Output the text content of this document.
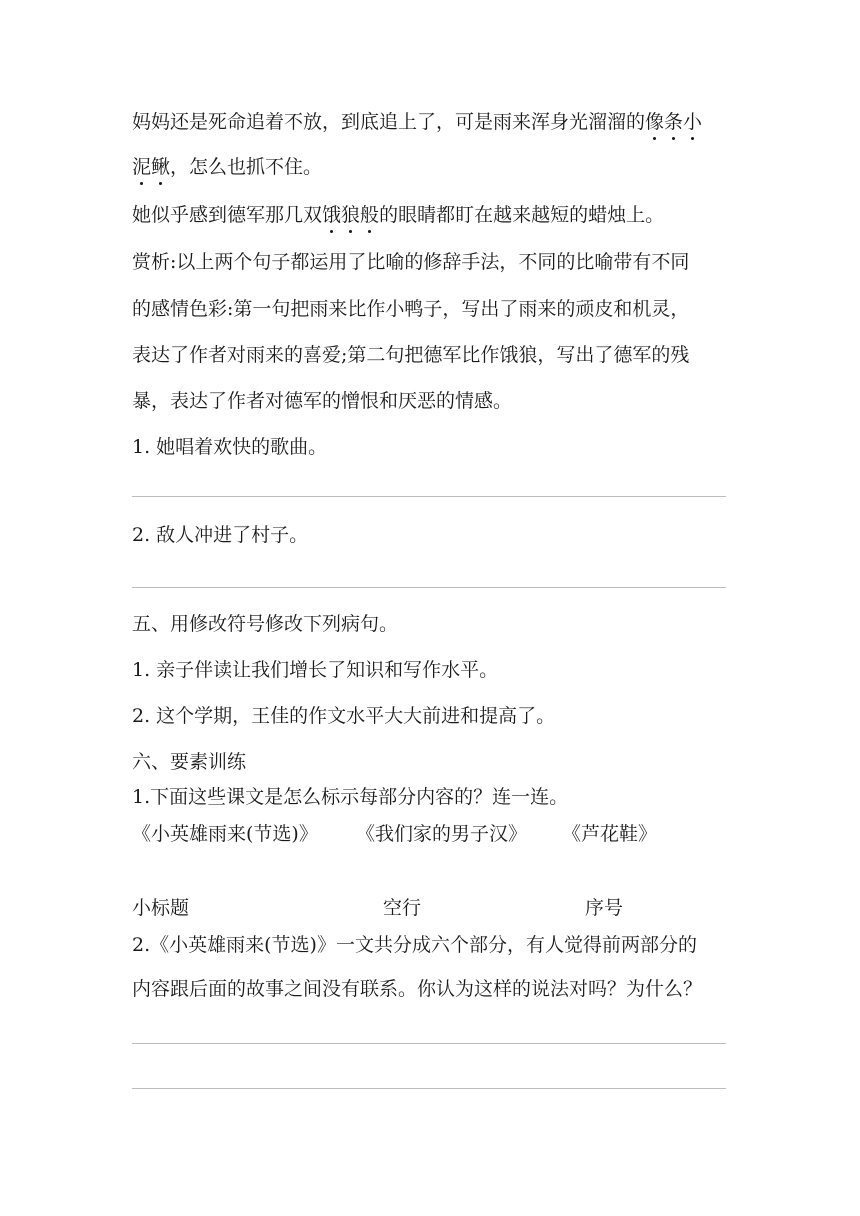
妈妈还是死命追着不放，到底追上了，可是雨来浑身光溜溜的像条小
泥鳅，怎么也抓不住。
她似乎感到德军那几双饿狼般的眼睛都盯在越来越短的蜡烛上。
赏析:以上两个句子都运用了比喻的修辞手法，不同的比喻带有不同
的感情色彩:第一句把雨来比作小鸭子，写出了雨来的顽皮和机灵，
表达了作者对雨来的喜爱;第二句把德军比作饿狼，写出了德军的残
暴，表达了作者对德军的憎恨和厌恶的情感。
1. 她唱着欢快的歌曲。
2. 敌人冲进了村子。
五、用修改符号修改下列病句。
1. 亲子伴读让我们增长了知识和写作水平。
2. 这个学期，王佳的作文水平大大前进和提高了。
六、要素训练
1.下面这些课文是怎么标示每部分内容的？连一连。
《小英雄雨来(节选)》 《我们家的男子汉》 《芦花鞋》
小标题	空行	序号
2.《小英雄雨来(节选)》一文共分成六个部分，有人觉得前两部分的
内容跟后面的故事之间没有联系。你认为这样的说法对吗？为什么？
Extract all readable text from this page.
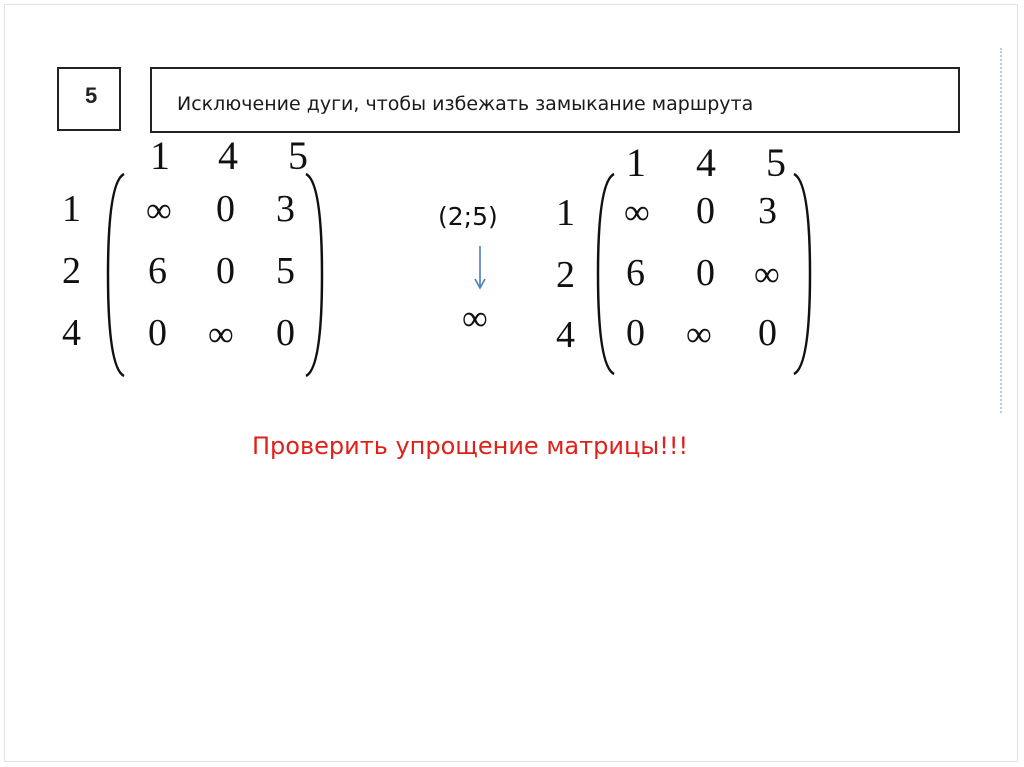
5	Исключение дуги, чтобы избежать замыкание маршрута
1 4 5
1
2
4
∞ 0 3
6 0 5
0 ∞ 0
(2;5)
∞
1 4 5
1
2
4
∞ 0 3
6 0 ∞
0 ∞ 0
Проверить упрощение матрицы!!!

◇ ◇ ◇ ◇

§ **Problem to work on**: Copy out every line of the listing that contains the string "this".

§ **Task result**:
Output the text content of this document.
Extract all readable text from this page.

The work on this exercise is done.